What is asked
Locate the word "Schalten" in the entries below, then gather every line that holds it.

Stored data
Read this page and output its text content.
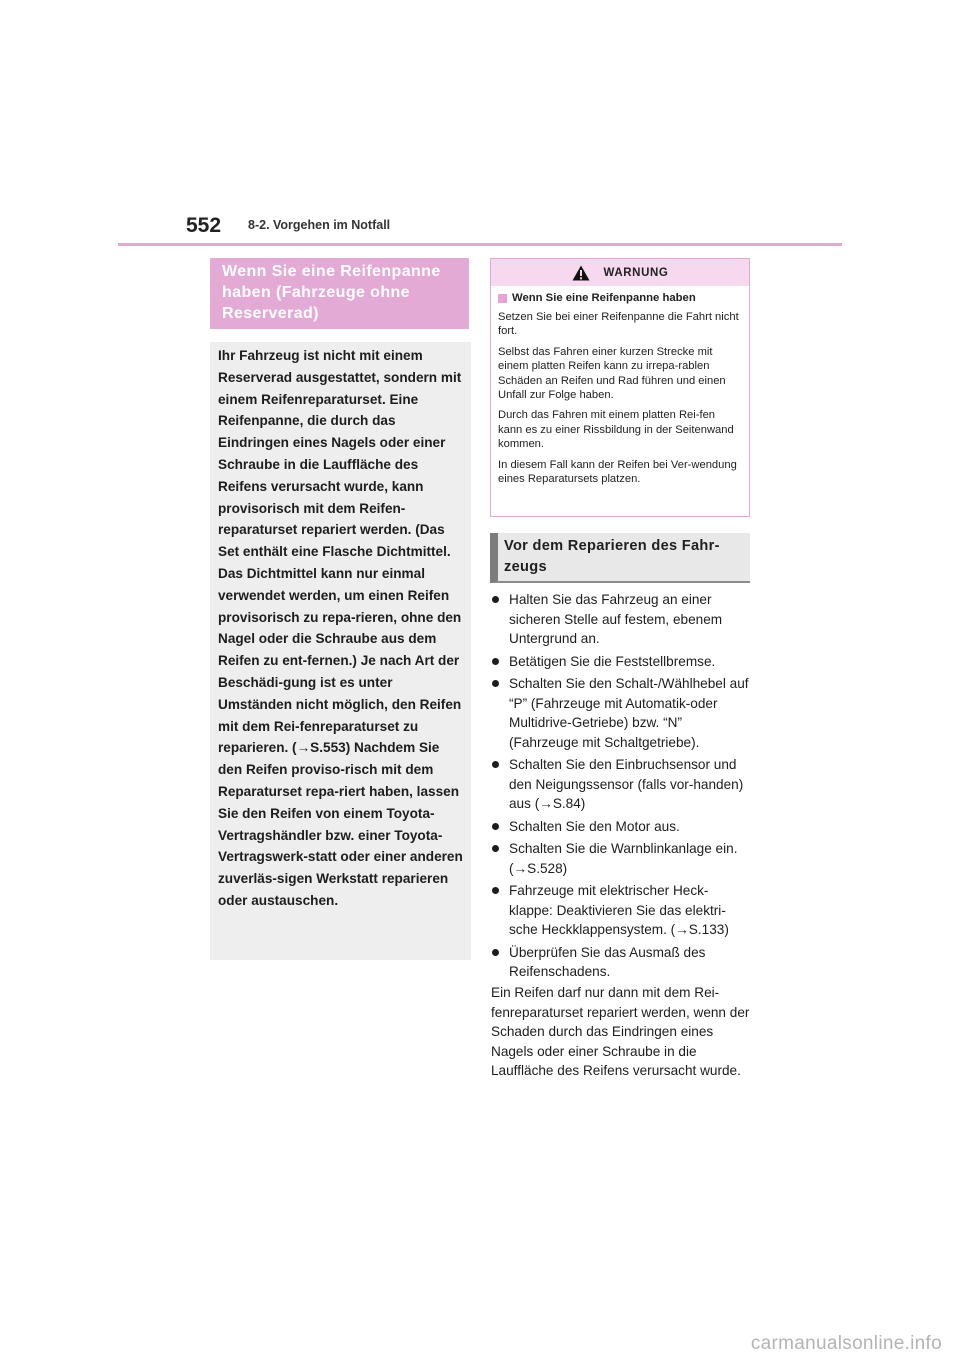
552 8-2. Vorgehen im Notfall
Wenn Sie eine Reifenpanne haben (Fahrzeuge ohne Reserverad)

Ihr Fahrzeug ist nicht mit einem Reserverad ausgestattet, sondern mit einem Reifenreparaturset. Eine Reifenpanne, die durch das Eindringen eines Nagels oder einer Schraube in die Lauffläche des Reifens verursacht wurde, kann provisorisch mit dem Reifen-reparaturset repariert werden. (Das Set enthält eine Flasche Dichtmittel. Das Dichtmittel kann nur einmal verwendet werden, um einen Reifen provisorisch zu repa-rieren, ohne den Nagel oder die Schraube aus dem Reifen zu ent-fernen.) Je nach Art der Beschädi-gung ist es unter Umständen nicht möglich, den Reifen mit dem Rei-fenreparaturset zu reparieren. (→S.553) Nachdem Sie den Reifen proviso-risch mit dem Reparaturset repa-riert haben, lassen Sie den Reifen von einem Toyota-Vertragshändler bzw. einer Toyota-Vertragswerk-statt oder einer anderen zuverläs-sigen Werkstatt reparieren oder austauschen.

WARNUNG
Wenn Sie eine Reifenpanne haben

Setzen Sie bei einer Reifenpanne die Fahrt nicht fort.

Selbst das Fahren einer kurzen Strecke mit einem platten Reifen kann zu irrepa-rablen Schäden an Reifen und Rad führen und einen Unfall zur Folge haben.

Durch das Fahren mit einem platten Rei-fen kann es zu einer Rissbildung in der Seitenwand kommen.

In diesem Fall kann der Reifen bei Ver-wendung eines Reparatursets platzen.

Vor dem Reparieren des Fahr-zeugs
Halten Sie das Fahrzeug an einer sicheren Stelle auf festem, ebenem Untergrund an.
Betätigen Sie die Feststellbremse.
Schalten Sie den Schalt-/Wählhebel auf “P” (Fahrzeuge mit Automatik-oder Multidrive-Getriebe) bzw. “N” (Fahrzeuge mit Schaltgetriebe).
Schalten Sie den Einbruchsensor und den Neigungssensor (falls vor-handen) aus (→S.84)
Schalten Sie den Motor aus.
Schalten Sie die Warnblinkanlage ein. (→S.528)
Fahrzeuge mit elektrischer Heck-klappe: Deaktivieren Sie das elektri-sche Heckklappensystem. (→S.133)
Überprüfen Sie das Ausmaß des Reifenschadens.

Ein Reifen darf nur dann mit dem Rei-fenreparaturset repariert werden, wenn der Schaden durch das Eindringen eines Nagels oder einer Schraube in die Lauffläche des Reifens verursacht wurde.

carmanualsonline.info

==

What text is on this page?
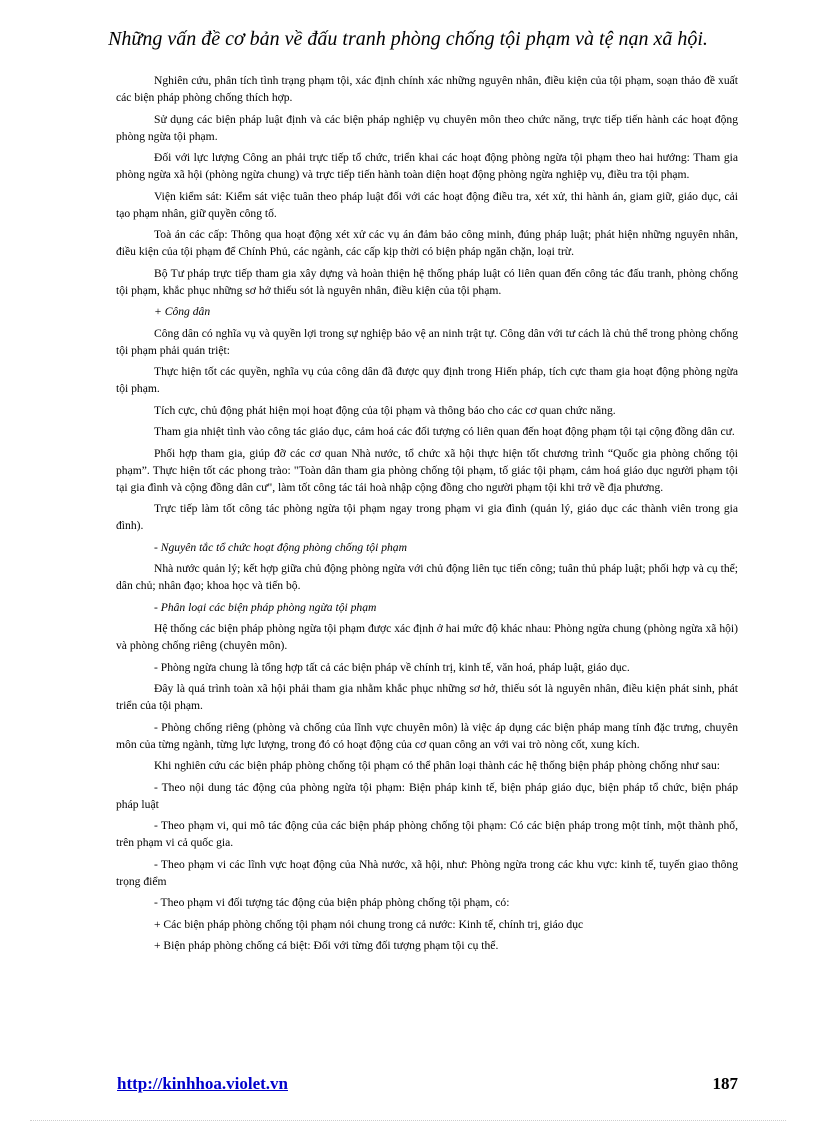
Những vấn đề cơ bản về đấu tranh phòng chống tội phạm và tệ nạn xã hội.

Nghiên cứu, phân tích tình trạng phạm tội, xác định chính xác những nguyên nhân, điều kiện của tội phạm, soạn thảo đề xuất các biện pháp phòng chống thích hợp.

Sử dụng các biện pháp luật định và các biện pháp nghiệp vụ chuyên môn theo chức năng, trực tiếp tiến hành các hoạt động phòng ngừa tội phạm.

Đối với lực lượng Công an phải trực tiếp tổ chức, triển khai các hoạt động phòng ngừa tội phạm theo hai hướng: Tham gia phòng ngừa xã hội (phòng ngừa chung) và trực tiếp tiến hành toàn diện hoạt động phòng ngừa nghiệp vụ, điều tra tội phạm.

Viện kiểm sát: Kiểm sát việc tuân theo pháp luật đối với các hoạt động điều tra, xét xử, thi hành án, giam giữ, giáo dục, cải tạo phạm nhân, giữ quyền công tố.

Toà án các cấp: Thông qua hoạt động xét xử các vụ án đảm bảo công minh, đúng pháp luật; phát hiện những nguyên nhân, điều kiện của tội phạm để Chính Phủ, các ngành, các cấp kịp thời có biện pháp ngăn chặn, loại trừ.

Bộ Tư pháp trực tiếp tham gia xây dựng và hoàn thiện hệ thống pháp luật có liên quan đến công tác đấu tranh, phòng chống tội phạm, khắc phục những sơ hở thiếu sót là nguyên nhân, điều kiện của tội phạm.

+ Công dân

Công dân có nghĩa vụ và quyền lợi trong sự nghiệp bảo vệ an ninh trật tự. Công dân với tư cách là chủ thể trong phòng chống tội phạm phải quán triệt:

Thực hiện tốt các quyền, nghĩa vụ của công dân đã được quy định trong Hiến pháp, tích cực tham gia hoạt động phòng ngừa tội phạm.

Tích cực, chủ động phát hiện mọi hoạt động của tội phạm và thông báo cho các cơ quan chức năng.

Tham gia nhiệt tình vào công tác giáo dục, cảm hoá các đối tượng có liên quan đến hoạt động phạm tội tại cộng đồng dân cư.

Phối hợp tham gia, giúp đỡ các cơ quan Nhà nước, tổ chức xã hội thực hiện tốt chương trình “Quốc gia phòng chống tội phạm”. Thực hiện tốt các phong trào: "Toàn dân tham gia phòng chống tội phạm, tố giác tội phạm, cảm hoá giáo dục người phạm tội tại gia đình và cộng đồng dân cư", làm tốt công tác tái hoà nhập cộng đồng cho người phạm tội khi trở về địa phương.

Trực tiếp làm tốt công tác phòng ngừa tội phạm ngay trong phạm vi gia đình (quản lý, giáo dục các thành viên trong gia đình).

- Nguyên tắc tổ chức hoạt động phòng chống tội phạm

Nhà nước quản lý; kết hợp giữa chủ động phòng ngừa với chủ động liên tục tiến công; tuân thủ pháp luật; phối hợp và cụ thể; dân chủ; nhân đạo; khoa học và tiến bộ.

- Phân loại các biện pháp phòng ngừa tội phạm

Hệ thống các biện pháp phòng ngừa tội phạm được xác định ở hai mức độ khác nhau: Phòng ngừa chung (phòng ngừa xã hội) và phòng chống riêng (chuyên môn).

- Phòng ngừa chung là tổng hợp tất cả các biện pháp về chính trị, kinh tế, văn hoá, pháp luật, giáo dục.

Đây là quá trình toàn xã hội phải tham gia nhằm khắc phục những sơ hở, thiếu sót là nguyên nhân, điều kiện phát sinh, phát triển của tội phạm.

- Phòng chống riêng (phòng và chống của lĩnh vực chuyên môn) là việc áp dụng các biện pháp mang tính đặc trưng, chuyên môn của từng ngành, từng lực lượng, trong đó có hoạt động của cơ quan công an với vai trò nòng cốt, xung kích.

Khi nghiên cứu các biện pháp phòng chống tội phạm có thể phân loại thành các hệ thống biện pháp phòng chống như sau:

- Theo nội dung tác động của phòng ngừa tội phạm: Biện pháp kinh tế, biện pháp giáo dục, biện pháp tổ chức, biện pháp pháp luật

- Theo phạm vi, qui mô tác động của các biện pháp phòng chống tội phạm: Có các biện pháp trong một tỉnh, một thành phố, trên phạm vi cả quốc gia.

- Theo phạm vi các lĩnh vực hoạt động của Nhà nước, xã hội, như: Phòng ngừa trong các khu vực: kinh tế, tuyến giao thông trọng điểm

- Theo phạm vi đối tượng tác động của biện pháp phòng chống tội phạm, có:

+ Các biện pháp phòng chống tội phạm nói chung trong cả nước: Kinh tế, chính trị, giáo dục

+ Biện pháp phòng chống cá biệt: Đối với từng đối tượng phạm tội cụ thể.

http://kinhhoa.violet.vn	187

* * *

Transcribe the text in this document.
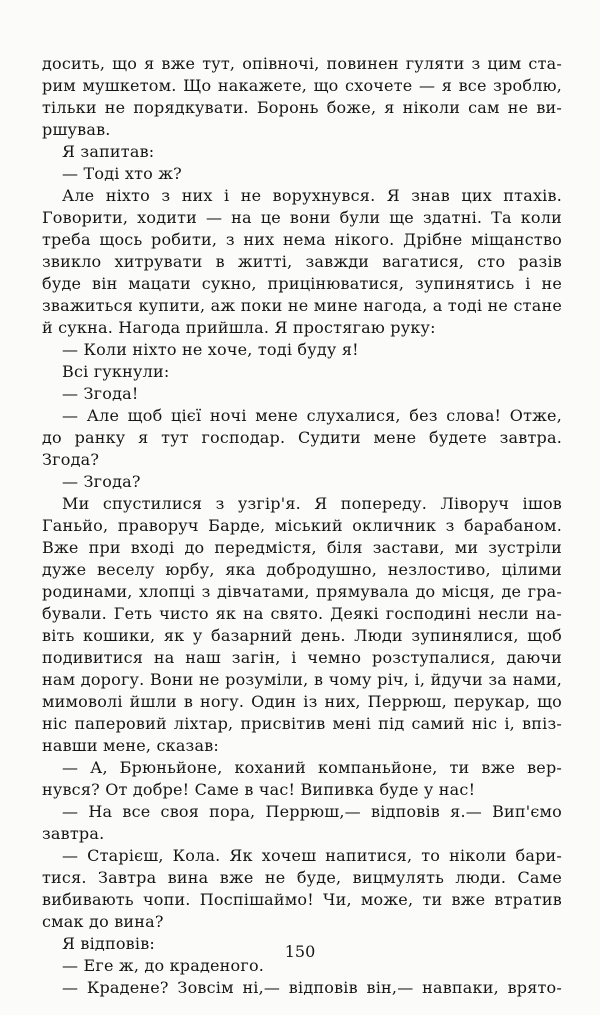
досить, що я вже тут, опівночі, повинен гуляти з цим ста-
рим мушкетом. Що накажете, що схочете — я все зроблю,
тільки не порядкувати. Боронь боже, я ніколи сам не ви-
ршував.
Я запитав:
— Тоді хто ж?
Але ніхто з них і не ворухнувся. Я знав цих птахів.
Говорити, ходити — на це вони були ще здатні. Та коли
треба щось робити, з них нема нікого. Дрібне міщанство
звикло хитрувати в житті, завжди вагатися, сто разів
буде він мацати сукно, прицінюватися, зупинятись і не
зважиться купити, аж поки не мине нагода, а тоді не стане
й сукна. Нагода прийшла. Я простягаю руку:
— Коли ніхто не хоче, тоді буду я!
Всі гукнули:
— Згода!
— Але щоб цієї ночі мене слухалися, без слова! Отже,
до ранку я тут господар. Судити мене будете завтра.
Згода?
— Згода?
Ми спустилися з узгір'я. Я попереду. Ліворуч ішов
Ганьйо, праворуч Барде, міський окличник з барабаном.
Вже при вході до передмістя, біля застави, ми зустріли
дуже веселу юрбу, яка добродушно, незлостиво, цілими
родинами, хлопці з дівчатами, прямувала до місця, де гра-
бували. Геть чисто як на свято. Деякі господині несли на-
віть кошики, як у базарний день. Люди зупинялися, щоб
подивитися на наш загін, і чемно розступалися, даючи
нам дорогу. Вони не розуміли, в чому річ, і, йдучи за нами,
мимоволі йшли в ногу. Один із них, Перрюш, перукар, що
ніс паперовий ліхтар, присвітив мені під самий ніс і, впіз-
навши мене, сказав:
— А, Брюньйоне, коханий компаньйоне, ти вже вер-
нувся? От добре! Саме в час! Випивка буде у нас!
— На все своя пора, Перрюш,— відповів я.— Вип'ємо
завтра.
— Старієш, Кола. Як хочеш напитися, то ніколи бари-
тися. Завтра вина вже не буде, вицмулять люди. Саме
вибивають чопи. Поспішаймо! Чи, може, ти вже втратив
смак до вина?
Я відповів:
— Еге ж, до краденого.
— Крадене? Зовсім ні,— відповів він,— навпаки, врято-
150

Answer for the task
Schalten Sie den Schalt-/Wählhebel auf “P” (Fahrzeuge mit Automatik-oder Multidrive-Getriebe) bzw. “N” (Fahrzeuge mit Schaltgetriebe).
Schalten Sie den Einbruchsensor und den Neigungssensor (falls vor-handen) aus (→S.84)
Schalten Sie den Motor aus.
Schalten Sie die Warnblinkanlage ein. (→S.528)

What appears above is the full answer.